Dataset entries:
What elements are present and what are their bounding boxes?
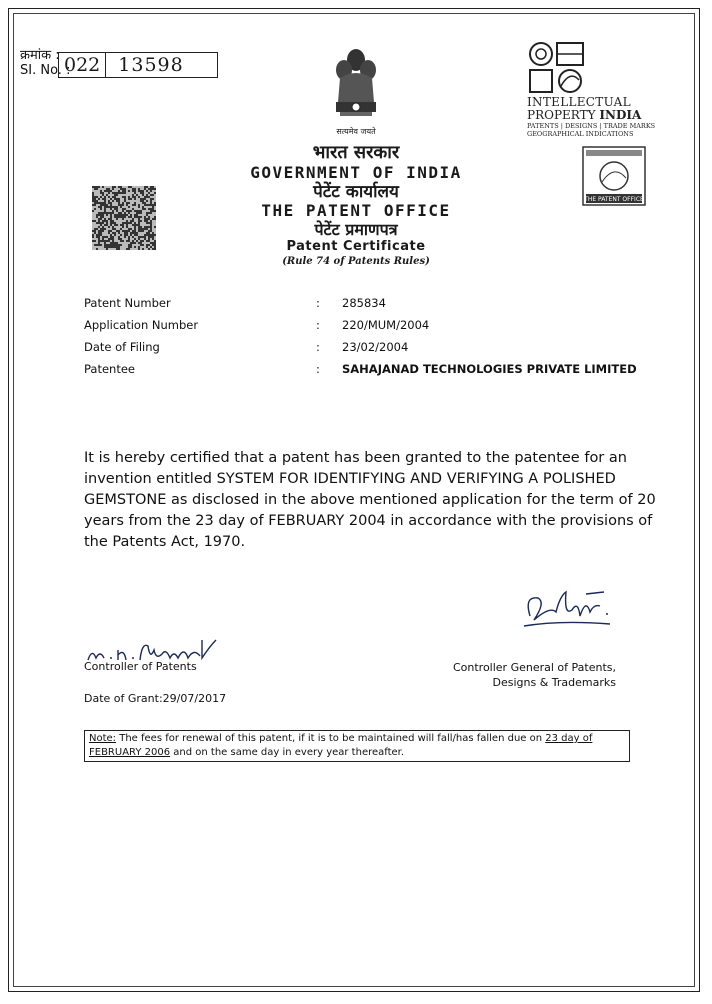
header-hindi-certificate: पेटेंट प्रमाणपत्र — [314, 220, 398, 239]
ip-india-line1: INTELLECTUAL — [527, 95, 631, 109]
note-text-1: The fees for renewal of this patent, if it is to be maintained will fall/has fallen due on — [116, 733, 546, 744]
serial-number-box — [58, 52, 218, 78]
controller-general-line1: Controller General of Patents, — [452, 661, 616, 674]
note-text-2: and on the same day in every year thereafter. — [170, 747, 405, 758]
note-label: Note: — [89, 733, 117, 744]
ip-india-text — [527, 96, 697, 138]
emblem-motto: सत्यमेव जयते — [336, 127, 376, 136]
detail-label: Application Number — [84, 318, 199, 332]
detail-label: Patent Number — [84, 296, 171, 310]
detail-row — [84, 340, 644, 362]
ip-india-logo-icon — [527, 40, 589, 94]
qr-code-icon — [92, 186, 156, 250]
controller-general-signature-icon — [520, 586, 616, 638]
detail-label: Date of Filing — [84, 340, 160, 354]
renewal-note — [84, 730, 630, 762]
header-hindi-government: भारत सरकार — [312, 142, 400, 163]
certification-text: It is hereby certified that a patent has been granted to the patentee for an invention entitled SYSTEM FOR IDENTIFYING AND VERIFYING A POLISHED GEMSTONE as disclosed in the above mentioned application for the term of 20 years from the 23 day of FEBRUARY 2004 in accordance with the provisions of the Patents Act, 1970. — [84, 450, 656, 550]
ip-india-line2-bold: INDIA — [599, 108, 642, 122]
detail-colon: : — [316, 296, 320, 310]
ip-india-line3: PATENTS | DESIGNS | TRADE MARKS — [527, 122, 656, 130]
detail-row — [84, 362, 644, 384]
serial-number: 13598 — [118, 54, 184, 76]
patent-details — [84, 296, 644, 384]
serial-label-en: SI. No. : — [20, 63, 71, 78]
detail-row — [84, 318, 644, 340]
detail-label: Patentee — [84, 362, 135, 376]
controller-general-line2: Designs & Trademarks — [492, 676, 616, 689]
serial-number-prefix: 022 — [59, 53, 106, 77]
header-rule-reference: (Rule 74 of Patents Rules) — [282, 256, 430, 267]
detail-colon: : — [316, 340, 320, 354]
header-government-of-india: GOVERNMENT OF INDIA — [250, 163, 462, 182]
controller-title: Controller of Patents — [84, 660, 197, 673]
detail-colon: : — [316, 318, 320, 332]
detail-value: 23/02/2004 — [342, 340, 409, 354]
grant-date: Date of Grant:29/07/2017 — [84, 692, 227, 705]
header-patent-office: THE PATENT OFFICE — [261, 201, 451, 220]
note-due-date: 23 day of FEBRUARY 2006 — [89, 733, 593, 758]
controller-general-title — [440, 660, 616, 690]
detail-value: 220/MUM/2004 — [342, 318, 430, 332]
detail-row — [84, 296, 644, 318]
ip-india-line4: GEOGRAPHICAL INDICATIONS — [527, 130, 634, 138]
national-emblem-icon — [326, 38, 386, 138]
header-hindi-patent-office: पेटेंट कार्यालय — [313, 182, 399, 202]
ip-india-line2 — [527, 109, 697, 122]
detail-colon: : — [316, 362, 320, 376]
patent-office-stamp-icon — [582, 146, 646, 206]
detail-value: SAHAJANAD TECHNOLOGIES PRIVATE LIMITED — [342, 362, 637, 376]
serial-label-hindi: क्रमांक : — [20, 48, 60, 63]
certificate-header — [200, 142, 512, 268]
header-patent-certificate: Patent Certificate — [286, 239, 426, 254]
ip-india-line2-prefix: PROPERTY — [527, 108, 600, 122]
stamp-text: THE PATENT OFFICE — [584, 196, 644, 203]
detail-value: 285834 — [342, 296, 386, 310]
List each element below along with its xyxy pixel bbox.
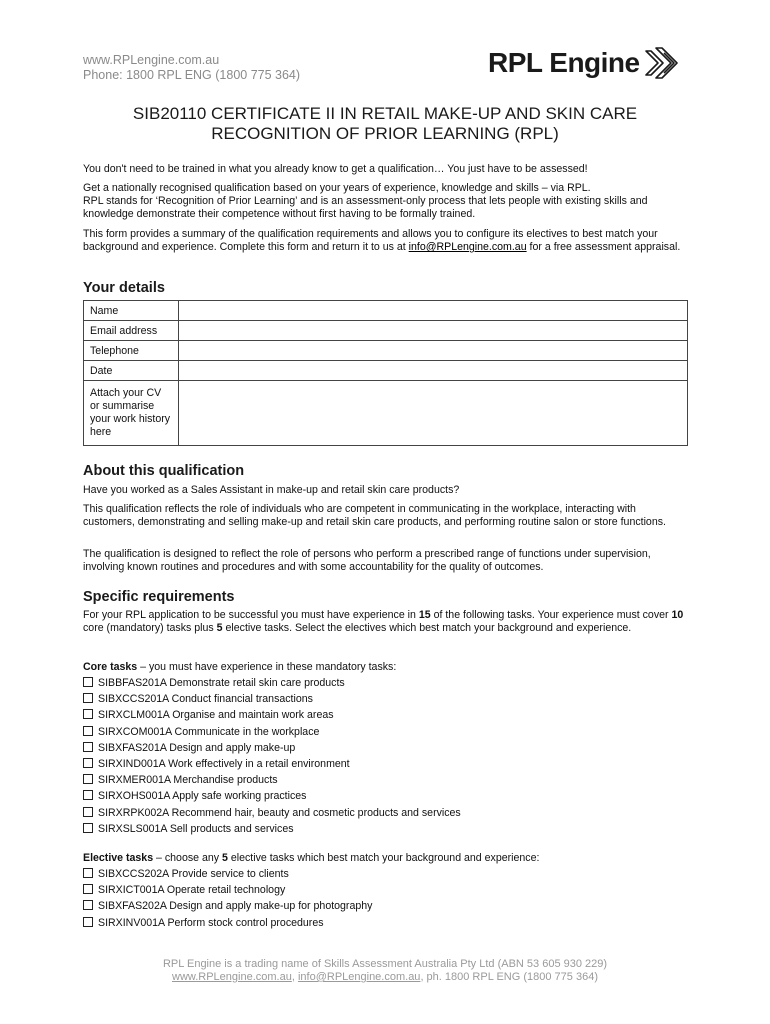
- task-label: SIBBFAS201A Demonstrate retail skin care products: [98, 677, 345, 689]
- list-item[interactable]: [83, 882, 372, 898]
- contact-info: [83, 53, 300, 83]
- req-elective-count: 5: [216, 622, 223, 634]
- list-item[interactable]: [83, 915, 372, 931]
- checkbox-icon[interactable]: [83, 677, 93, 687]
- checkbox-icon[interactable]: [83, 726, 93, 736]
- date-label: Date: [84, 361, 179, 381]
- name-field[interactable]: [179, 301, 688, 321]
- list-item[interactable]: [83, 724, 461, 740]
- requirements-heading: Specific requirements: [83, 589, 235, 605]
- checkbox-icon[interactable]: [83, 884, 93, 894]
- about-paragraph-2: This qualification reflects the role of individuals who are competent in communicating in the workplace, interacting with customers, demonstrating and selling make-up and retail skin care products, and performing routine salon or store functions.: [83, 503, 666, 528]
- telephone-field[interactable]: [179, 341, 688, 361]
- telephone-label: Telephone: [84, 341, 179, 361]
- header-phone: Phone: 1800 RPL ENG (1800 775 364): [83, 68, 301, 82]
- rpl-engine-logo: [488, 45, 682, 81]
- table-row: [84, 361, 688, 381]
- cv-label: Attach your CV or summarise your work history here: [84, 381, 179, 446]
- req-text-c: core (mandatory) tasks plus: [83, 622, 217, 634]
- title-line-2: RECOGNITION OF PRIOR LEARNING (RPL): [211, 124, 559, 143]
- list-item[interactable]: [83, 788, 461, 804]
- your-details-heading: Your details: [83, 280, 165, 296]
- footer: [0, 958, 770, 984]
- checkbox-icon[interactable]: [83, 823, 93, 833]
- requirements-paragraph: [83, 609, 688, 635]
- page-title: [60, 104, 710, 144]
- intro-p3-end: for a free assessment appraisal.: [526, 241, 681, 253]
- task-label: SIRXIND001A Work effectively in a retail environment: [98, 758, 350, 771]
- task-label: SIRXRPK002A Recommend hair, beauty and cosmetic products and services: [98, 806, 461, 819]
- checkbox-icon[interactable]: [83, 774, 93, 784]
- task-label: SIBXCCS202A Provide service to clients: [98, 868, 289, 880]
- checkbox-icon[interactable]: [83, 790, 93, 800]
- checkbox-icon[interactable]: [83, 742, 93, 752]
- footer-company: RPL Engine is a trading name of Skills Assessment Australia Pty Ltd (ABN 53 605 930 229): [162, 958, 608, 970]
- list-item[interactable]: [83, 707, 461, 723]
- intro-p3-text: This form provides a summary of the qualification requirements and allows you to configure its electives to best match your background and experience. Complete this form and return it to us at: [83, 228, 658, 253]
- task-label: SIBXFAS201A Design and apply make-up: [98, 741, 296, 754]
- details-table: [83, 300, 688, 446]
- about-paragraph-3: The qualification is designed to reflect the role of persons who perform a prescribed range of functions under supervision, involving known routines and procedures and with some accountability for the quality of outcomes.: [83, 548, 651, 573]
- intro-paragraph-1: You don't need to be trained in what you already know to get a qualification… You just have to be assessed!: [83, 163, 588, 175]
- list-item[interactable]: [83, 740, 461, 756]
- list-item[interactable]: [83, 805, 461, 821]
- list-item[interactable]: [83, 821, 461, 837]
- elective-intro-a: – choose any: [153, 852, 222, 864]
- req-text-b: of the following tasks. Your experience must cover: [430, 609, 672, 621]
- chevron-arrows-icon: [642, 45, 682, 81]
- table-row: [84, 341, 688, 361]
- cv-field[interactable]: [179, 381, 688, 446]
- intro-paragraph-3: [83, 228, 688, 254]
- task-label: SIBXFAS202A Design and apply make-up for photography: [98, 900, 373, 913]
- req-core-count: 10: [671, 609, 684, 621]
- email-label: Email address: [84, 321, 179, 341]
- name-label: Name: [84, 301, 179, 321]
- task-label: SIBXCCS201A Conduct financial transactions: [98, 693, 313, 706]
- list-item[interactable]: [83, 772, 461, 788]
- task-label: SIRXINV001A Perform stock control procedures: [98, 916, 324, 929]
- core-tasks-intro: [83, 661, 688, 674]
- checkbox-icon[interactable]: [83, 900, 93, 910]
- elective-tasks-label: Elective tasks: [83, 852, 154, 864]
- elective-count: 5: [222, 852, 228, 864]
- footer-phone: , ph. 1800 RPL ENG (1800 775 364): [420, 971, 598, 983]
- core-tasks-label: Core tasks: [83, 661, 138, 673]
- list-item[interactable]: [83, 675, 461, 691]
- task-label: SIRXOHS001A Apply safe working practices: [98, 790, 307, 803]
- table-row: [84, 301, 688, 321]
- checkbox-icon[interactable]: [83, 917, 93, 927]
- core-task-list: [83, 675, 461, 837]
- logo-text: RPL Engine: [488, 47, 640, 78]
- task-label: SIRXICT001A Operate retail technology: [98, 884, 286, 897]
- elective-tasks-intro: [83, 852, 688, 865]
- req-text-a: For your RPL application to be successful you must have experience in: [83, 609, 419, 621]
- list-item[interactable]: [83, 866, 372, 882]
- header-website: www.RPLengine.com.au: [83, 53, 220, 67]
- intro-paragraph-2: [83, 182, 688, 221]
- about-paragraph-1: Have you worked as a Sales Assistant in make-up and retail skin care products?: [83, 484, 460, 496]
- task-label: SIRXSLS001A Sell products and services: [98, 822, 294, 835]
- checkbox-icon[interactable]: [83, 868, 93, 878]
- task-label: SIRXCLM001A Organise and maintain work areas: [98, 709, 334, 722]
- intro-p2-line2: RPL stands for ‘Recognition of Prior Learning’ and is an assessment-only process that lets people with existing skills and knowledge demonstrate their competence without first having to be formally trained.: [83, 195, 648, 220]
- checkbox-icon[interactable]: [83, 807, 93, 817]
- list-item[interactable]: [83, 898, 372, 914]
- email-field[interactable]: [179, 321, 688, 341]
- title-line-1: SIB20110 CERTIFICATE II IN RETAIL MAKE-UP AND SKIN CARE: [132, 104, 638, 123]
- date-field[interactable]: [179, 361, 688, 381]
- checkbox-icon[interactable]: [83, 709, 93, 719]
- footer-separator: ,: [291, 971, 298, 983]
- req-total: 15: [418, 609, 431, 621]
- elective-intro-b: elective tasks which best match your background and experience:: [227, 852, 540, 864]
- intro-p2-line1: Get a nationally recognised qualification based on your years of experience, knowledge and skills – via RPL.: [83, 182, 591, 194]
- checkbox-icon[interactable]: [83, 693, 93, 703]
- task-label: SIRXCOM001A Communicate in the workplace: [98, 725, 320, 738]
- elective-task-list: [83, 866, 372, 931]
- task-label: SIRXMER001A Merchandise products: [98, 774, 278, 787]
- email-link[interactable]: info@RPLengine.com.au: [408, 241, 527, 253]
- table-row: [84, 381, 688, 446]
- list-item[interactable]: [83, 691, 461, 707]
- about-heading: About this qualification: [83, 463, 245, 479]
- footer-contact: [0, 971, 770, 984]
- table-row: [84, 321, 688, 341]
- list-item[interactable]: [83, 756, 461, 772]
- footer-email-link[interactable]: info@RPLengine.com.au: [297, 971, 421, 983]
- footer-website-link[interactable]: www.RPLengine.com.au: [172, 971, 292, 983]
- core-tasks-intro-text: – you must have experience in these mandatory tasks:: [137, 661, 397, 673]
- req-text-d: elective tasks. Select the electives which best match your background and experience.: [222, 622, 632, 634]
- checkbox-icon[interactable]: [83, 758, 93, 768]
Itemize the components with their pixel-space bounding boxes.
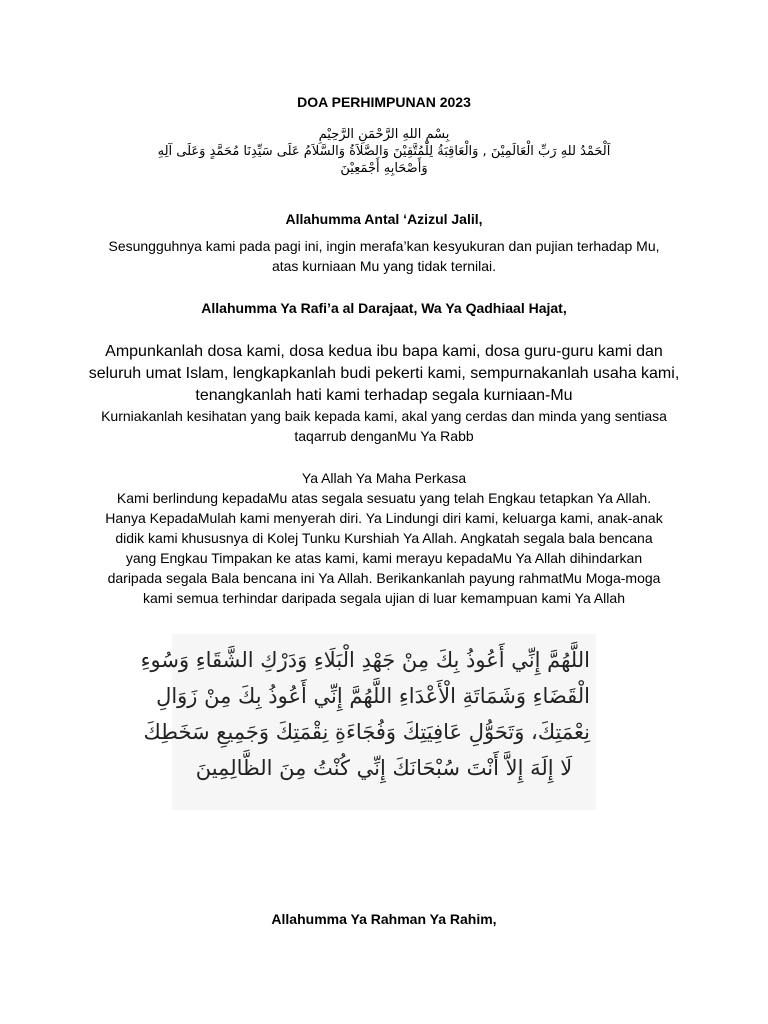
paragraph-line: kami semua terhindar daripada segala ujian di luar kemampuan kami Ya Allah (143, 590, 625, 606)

▶ _Written task_:
Count the lines of the data above that contain the string "text", matching case exactly. Reply with the number alone.

▶ _Result for this task_:
12